> [PROBLEM STATEMENT]:
Take each line containing "Manage" and report it exactly as written.

++++ INFORMATION PROVIDED

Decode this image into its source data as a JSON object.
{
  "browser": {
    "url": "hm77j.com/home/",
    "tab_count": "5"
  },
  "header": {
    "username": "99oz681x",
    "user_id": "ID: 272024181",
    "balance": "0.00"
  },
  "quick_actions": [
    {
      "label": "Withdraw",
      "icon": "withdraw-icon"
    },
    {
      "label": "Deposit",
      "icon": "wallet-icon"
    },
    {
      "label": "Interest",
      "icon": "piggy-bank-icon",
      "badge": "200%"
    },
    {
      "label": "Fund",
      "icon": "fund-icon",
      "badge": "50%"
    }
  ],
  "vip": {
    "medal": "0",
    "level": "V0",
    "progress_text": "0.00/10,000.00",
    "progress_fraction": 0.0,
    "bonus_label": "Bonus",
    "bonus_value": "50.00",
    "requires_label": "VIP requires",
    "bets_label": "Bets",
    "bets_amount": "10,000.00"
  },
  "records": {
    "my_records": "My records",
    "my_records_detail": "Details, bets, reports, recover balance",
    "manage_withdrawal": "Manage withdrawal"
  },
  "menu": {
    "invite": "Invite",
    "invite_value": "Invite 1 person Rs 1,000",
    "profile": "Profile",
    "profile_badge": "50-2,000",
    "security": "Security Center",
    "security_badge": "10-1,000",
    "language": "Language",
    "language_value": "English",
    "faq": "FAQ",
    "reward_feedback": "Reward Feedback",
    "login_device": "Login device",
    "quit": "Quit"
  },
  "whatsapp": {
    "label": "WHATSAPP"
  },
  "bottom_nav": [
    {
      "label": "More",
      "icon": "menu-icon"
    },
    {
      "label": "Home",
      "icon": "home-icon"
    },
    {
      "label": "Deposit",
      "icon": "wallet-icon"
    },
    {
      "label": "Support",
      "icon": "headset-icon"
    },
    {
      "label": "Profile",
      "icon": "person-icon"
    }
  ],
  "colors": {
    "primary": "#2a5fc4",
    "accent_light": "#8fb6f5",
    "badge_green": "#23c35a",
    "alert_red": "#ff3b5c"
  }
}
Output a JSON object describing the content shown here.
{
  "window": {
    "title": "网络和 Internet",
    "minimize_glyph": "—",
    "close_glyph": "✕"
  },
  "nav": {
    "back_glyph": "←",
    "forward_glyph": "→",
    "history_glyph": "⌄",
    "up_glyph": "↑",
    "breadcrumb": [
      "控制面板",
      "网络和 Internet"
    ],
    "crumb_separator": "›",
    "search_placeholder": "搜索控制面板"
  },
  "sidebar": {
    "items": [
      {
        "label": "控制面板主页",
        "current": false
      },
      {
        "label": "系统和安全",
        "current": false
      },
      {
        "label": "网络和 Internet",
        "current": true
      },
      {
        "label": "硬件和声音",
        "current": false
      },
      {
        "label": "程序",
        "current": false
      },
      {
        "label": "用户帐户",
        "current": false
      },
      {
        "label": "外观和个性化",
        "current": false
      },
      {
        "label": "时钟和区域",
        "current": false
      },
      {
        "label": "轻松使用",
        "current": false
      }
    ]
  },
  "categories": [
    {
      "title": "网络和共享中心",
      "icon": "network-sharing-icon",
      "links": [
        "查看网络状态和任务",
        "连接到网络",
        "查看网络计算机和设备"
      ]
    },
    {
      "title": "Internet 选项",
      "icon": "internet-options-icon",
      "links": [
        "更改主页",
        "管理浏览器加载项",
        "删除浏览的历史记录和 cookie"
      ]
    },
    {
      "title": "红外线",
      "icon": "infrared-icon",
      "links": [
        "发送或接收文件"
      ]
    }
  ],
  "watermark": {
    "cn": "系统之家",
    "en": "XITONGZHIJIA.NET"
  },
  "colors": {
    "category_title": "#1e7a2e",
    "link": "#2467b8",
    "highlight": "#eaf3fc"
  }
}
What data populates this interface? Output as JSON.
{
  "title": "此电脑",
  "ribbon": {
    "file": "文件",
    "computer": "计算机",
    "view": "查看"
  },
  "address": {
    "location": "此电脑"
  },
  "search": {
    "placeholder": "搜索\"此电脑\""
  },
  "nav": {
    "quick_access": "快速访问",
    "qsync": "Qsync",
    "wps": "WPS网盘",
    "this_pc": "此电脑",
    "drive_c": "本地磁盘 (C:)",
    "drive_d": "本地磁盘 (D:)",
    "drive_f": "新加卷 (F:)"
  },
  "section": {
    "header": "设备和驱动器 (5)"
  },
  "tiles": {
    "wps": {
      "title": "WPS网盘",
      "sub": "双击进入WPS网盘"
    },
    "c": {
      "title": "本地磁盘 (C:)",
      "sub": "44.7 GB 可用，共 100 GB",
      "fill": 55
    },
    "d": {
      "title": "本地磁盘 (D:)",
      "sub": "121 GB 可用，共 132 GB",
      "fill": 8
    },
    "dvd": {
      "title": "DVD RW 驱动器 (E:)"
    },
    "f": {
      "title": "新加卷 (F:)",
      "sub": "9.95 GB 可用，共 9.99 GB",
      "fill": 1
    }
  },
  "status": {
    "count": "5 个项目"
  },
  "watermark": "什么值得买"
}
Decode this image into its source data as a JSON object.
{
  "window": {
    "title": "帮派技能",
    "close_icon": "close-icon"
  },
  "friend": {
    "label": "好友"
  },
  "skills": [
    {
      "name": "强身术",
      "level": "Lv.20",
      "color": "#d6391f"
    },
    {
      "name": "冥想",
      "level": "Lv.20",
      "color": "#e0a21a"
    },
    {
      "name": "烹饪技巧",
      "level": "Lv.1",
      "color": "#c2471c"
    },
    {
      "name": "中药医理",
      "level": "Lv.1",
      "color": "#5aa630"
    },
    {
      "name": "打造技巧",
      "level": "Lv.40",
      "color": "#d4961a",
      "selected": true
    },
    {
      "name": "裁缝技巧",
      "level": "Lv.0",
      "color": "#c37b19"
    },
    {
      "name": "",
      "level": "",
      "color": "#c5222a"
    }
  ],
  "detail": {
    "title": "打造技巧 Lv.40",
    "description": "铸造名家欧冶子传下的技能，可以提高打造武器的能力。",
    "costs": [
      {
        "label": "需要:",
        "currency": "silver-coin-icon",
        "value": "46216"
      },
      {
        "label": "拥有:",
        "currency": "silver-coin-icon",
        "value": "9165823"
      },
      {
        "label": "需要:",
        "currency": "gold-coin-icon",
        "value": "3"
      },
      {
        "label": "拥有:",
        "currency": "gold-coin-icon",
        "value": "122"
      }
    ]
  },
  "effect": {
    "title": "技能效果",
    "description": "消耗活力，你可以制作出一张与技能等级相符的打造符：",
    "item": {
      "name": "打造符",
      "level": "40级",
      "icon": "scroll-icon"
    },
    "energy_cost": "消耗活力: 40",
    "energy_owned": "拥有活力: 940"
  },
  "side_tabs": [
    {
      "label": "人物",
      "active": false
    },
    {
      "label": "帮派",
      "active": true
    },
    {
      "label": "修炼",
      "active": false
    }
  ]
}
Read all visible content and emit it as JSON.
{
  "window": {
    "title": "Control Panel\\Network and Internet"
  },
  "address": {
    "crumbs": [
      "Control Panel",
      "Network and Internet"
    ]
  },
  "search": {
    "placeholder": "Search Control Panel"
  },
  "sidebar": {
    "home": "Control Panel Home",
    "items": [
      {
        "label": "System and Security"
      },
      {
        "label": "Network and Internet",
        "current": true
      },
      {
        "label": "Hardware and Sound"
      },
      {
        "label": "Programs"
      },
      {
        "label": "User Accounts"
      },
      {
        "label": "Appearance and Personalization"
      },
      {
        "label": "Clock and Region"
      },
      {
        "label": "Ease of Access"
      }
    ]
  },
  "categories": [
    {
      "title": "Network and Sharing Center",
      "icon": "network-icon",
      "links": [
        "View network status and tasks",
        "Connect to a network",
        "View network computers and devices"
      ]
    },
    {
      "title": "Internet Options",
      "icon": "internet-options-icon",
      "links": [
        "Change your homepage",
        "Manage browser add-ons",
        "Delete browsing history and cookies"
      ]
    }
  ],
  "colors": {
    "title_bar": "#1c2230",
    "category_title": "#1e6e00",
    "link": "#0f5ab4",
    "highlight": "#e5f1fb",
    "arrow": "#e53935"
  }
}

++++++++

> [TASK ANSWER]:
    "manage_withdrawal": "Manage withdrawal"
        "Manage browser add-ons",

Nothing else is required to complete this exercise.